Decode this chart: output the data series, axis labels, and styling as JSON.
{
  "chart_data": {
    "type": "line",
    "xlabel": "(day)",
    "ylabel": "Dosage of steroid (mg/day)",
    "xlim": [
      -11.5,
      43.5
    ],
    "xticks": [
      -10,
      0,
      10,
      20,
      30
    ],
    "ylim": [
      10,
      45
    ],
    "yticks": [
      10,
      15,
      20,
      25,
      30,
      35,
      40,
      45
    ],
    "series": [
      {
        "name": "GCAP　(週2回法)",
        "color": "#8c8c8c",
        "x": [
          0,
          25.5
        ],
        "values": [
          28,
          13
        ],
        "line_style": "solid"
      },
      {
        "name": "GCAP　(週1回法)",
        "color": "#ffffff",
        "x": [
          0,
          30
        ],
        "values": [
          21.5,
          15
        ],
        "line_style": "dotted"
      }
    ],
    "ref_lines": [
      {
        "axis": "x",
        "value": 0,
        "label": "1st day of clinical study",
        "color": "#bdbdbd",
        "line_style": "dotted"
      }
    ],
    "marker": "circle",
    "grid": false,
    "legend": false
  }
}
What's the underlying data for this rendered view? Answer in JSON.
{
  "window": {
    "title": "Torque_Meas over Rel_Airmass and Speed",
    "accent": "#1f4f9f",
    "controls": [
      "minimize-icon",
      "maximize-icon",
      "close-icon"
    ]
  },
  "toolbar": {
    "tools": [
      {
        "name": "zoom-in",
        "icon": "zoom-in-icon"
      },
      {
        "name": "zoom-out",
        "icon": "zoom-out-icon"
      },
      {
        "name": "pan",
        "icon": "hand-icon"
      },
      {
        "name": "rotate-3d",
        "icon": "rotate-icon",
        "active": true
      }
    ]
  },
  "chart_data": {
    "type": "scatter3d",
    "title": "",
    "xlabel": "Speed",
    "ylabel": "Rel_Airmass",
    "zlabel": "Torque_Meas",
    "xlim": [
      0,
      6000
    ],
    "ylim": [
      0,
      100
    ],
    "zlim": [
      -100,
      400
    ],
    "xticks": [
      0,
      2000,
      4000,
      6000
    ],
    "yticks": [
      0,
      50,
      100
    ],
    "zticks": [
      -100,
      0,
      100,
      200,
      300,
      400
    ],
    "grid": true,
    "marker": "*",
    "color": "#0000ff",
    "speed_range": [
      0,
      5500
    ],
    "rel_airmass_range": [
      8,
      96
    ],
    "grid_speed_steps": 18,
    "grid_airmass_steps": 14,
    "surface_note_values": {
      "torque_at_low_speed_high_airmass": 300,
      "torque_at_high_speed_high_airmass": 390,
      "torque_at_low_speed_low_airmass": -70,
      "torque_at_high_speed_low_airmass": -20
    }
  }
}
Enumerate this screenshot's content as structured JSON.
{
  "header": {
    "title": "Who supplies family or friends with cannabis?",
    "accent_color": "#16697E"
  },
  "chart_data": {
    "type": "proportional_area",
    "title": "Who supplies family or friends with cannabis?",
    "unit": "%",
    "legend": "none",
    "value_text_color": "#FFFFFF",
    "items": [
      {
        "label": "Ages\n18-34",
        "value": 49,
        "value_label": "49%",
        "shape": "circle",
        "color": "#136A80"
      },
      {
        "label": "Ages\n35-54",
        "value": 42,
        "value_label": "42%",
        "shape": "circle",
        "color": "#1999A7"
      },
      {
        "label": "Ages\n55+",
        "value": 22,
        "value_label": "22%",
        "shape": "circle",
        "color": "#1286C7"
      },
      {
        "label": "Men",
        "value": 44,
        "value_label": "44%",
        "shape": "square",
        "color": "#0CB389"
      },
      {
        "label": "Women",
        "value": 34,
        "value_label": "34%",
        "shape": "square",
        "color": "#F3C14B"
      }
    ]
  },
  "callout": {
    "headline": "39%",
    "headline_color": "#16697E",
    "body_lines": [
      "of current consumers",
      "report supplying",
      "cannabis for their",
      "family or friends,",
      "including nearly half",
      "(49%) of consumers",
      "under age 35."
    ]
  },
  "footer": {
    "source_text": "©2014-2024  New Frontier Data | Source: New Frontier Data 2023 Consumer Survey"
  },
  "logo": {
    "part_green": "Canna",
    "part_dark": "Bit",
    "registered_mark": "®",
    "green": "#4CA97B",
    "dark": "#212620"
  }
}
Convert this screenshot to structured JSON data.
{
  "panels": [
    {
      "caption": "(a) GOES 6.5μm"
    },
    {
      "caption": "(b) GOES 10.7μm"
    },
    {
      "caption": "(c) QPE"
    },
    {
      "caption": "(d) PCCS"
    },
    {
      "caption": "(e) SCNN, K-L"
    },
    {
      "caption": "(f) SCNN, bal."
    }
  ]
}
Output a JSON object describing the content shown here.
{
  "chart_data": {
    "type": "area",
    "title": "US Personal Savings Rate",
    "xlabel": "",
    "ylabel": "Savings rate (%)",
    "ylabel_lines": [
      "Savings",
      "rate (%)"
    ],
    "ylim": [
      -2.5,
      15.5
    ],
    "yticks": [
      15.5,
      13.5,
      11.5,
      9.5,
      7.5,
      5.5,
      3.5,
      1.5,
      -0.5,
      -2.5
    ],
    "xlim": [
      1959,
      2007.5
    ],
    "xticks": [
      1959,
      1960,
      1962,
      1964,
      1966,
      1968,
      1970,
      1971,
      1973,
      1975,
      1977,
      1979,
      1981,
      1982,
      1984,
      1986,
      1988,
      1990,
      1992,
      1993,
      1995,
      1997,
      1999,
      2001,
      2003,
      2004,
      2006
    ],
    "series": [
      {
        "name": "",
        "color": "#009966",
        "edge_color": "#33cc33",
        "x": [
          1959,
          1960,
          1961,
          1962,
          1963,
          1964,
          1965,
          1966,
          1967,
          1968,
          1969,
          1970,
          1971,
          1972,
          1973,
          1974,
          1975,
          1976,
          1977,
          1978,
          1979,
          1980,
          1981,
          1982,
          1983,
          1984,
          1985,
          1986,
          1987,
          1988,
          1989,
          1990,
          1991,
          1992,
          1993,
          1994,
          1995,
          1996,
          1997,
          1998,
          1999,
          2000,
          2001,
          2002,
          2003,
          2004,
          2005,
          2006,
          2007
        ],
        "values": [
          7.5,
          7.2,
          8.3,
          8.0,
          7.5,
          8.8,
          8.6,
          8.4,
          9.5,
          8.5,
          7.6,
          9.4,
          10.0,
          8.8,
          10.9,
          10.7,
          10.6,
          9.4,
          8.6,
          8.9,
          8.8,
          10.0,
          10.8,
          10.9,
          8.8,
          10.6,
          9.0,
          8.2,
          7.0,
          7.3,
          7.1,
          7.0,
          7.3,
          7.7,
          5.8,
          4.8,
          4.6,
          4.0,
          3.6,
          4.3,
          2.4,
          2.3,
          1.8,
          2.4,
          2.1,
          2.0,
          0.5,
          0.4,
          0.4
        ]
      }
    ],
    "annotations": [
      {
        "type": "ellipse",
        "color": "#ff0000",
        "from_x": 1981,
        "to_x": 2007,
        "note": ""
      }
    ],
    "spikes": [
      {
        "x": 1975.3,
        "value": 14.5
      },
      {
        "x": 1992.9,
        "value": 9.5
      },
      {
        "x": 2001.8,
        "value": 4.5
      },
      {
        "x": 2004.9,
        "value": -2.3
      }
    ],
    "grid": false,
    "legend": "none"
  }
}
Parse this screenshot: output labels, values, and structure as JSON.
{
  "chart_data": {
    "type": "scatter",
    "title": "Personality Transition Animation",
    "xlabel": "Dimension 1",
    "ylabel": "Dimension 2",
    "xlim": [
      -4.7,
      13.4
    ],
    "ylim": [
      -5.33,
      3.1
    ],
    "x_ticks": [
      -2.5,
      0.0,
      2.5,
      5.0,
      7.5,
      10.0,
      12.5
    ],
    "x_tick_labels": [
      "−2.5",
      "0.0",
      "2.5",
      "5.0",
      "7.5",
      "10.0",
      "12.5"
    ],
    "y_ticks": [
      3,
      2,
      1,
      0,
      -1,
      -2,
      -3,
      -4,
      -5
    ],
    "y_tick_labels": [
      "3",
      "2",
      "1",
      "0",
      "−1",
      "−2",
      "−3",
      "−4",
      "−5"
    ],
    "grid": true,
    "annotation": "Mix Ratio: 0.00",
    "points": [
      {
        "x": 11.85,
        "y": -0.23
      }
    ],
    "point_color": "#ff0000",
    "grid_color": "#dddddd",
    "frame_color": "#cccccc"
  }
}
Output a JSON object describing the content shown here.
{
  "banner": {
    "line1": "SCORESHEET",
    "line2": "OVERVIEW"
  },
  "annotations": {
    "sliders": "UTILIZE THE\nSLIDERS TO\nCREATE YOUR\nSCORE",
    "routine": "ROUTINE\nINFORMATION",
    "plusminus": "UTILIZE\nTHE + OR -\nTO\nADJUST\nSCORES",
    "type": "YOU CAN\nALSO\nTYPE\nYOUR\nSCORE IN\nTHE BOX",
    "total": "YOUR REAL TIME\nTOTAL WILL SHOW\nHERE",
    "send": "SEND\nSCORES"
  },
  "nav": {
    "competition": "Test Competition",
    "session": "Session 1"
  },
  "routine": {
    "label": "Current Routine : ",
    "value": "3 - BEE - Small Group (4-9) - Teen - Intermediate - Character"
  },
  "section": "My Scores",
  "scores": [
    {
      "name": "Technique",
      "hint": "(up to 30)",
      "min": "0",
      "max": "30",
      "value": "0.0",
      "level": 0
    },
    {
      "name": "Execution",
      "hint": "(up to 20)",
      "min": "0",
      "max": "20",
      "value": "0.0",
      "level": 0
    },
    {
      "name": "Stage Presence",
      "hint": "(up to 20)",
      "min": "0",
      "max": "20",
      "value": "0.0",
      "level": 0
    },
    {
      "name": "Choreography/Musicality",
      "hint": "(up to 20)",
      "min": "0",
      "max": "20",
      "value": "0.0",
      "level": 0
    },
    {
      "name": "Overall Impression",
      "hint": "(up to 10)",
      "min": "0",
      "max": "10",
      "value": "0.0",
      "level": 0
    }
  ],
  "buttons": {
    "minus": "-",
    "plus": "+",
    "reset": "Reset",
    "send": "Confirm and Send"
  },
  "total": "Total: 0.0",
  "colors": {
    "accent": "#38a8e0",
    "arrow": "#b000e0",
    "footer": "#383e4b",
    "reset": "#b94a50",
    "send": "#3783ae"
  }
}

* * * * * * *

§ **Short task**
Show the lines of the records that contain the word "send".

§ **Result**
    "send": "SEND\nSCORES"
    "send": "Confirm and Send"
    "send": "#3783ae"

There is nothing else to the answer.